(Data items)
==============================
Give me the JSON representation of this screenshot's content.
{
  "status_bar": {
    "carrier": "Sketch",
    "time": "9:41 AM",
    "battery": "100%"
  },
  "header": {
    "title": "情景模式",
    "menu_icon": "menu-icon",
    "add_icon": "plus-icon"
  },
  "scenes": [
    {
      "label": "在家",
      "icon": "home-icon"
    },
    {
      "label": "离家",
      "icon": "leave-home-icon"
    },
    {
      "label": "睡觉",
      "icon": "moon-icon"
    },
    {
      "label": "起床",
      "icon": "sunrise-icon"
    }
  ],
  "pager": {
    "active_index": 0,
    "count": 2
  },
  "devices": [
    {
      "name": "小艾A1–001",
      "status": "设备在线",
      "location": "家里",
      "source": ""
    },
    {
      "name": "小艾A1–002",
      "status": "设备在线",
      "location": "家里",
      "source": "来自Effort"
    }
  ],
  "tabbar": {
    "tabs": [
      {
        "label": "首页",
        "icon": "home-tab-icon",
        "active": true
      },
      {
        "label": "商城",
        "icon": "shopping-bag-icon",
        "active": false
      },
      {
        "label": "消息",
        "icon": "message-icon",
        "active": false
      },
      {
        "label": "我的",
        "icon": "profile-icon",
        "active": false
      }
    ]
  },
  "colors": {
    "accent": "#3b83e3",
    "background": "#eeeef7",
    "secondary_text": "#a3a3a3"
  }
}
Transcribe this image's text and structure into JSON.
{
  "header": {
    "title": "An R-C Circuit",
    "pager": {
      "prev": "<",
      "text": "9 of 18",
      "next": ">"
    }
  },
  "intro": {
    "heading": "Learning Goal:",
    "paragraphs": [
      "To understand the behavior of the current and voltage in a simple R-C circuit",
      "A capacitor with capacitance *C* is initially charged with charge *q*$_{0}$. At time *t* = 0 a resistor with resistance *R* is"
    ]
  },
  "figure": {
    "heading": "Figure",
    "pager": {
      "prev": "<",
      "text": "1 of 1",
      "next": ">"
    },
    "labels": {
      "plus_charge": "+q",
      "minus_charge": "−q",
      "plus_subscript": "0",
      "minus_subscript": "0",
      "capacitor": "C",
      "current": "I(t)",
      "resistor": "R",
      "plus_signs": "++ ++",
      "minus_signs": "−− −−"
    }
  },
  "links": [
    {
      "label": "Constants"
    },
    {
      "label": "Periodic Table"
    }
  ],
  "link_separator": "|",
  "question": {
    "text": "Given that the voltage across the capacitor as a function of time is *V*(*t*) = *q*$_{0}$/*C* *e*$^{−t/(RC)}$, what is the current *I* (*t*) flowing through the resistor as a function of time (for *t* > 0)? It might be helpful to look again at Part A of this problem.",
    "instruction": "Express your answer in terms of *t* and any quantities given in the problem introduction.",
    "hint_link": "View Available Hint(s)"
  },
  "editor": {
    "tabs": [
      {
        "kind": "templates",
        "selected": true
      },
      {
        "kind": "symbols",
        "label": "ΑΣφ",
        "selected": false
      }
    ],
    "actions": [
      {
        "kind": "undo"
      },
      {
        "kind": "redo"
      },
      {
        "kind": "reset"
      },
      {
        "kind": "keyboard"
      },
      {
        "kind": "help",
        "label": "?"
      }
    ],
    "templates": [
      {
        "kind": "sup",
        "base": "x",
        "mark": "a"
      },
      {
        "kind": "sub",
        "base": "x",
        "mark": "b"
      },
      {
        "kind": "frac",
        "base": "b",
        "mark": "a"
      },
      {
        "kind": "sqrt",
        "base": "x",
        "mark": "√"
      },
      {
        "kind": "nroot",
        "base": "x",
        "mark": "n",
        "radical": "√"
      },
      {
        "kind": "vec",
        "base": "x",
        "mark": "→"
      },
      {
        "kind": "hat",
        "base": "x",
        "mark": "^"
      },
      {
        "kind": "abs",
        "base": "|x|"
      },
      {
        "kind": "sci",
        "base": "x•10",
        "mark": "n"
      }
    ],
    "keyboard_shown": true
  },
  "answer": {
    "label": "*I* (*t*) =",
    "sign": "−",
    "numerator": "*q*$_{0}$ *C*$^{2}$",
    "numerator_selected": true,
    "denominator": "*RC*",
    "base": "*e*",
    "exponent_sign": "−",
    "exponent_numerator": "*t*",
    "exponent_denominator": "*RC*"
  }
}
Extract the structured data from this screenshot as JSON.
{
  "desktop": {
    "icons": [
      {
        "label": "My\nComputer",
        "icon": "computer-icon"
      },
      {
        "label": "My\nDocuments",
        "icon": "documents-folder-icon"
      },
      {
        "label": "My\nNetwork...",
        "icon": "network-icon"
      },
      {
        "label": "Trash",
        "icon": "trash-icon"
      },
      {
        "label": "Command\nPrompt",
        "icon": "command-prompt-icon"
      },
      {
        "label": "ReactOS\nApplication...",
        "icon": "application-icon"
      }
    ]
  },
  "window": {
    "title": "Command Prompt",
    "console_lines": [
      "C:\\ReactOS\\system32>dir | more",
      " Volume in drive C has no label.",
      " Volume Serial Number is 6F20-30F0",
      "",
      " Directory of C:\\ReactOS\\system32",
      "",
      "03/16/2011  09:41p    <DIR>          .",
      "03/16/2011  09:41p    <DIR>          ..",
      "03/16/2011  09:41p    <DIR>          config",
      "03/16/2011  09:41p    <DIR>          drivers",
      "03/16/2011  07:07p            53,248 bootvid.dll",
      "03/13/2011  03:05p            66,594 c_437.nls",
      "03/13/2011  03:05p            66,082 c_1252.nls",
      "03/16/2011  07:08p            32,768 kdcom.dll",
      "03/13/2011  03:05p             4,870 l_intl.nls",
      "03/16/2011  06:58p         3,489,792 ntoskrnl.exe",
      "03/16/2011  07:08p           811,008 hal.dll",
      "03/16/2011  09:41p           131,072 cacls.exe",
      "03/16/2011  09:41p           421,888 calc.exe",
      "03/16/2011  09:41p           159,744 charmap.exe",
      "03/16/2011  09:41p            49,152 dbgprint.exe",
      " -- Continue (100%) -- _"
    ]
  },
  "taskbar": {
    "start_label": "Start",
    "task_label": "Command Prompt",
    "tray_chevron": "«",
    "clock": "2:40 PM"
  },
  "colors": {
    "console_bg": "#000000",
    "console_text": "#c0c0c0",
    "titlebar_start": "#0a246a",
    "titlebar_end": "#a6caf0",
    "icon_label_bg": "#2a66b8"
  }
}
==============================
= Set problem =
Restate the data above word for word.

= Answer to this task =
Give me the JSON representation of this screenshot's content.
{
  "status_bar": {
    "carrier": "Sketch",
    "time": "9:41 AM",
    "battery": "100%"
  },
  "header": {
    "title": "情景模式",
    "menu_icon": "menu-icon",
    "add_icon": "plus-icon"
  },
  "scenes": [
    {
      "label": "在家",
      "icon": "home-icon"
    },
    {
      "label": "离家",
      "icon": "leave-home-icon"
    },
    {
      "label": "睡觉",
      "icon": "moon-icon"
    },
    {
      "label": "起床",
      "icon": "sunrise-icon"
    }
  ],
  "pager": {
    "active_index": 0,
    "count": 2
  },
  "devices": [
    {
      "name": "小艾A1–001",
      "status": "设备在线",
      "location": "家里",
      "source": ""
    },
    {
      "name": "小艾A1–002",
      "status": "设备在线",
      "location": "家里",
      "source": "来自Effort"
    }
  ],
  "tabbar": {
    "tabs": [
      {
        "label": "首页",
        "icon": "home-tab-icon",
        "active": true
      },
      {
        "label": "商城",
        "icon": "shopping-bag-icon",
        "active": false
      },
      {
        "label": "消息",
        "icon": "message-icon",
        "active": false
      },
      {
        "label": "我的",
        "icon": "profile-icon",
        "active": false
      }
    ]
  },
  "colors": {
    "accent": "#3b83e3",
    "background": "#eeeef7",
    "secondary_text": "#a3a3a3"
  }
}
Transcribe this image's text and structure into JSON.
{
  "header": {
    "title": "An R-C Circuit",
    "pager": {
      "prev": "<",
      "text": "9 of 18",
      "next": ">"
    }
  },
  "intro": {
    "heading": "Learning Goal:",
    "paragraphs": [
      "To understand the behavior of the current and voltage in a simple R-C circuit",
      "A capacitor with capacitance *C* is initially charged with charge *q*$_{0}$. At time *t* = 0 a resistor with resistance *R* is"
    ]
  },
  "figure": {
    "heading": "Figure",
    "pager": {
      "prev": "<",
      "text": "1 of 1",
      "next": ">"
    },
    "labels": {
      "plus_charge": "+q",
      "minus_charge": "−q",
      "plus_subscript": "0",
      "minus_subscript": "0",
      "capacitor": "C",
      "current": "I(t)",
      "resistor": "R",
      "plus_signs": "++ ++",
      "minus_signs": "−− −−"
    }
  },
  "links": [
    {
      "label": "Constants"
    },
    {
      "label": "Periodic Table"
    }
  ],
  "link_separator": "|",
  "question": {
    "text": "Given that the voltage across the capacitor as a function of time is *V*(*t*) = *q*$_{0}$/*C* *e*$^{−t/(RC)}$, what is the current *I* (*t*) flowing through the resistor as a function of time (for *t* > 0)? It might be helpful to look again at Part A of this problem.",
    "instruction": "Express your answer in terms of *t* and any quantities given in the problem introduction.",
    "hint_link": "View Available Hint(s)"
  },
  "editor": {
    "tabs": [
      {
        "kind": "templates",
        "selected": true
      },
      {
        "kind": "symbols",
        "label": "ΑΣφ",
        "selected": false
      }
    ],
    "actions": [
      {
        "kind": "undo"
      },
      {
        "kind": "redo"
      },
      {
        "kind": "reset"
      },
      {
        "kind": "keyboard"
      },
      {
        "kind": "help",
        "label": "?"
      }
    ],
    "templates": [
      {
        "kind": "sup",
        "base": "x",
        "mark": "a"
      },
      {
        "kind": "sub",
        "base": "x",
        "mark": "b"
      },
      {
        "kind": "frac",
        "base": "b",
        "mark": "a"
      },
      {
        "kind": "sqrt",
        "base": "x",
        "mark": "√"
      },
      {
        "kind": "nroot",
        "base": "x",
        "mark": "n",
        "radical": "√"
      },
      {
        "kind": "vec",
        "base": "x",
        "mark": "→"
      },
      {
        "kind": "hat",
        "base": "x",
        "mark": "^"
      },
      {
        "kind": "abs",
        "base": "|x|"
      },
      {
        "kind": "sci",
        "base": "x•10",
        "mark": "n"
      }
    ],
    "keyboard_shown": true
  },
  "answer": {
    "label": "*I* (*t*) =",
    "sign": "−",
    "numerator": "*q*$_{0}$ *C*$^{2}$",
    "numerator_selected": true,
    "denominator": "*RC*",
    "base": "*e*",
    "exponent_sign": "−",
    "exponent_numerator": "*t*",
    "exponent_denominator": "*RC*"
  }
}
Extract the structured data from this screenshot as JSON.
{
  "desktop": {
    "icons": [
      {
        "label": "My\nComputer",
        "icon": "computer-icon"
      },
      {
        "label": "My\nDocuments",
        "icon": "documents-folder-icon"
      },
      {
        "label": "My\nNetwork...",
        "icon": "network-icon"
      },
      {
        "label": "Trash",
        "icon": "trash-icon"
      },
      {
        "label": "Command\nPrompt",
        "icon": "command-prompt-icon"
      },
      {
        "label": "ReactOS\nApplication...",
        "icon": "application-icon"
      }
    ]
  },
  "window": {
    "title": "Command Prompt",
    "console_lines": [
      "C:\\ReactOS\\system32>dir | more",
      " Volume in drive C has no label.",
      " Volume Serial Number is 6F20-30F0",
      "",
      " Directory of C:\\ReactOS\\system32",
      "",
      "03/16/2011  09:41p    <DIR>          .",
      "03/16/2011  09:41p    <DIR>          ..",
      "03/16/2011  09:41p    <DIR>          config",
      "03/16/2011  09:41p    <DIR>          drivers",
      "03/16/2011  07:07p            53,248 bootvid.dll",
      "03/13/2011  03:05p            66,594 c_437.nls",
      "03/13/2011  03:05p            66,082 c_1252.nls",
      "03/16/2011  07:08p            32,768 kdcom.dll",
      "03/13/2011  03:05p             4,870 l_intl.nls",
      "03/16/2011  06:58p         3,489,792 ntoskrnl.exe",
      "03/16/2011  07:08p           811,008 hal.dll",
      "03/16/2011  09:41p           131,072 cacls.exe",
      "03/16/2011  09:41p           421,888 calc.exe",
      "03/16/2011  09:41p           159,744 charmap.exe",
      "03/16/2011  09:41p            49,152 dbgprint.exe",
      " -- Continue (100%) -- _"
    ]
  },
  "taskbar": {
    "start_label": "Start",
    "task_label": "Command Prompt",
    "tray_chevron": "«",
    "clock": "2:40 PM"
  },
  "colors": {
    "console_bg": "#000000",
    "console_text": "#c0c0c0",
    "titlebar_start": "#0a246a",
    "titlebar_end": "#a6caf0",
    "icon_label_bg": "#2a66b8"
  }
}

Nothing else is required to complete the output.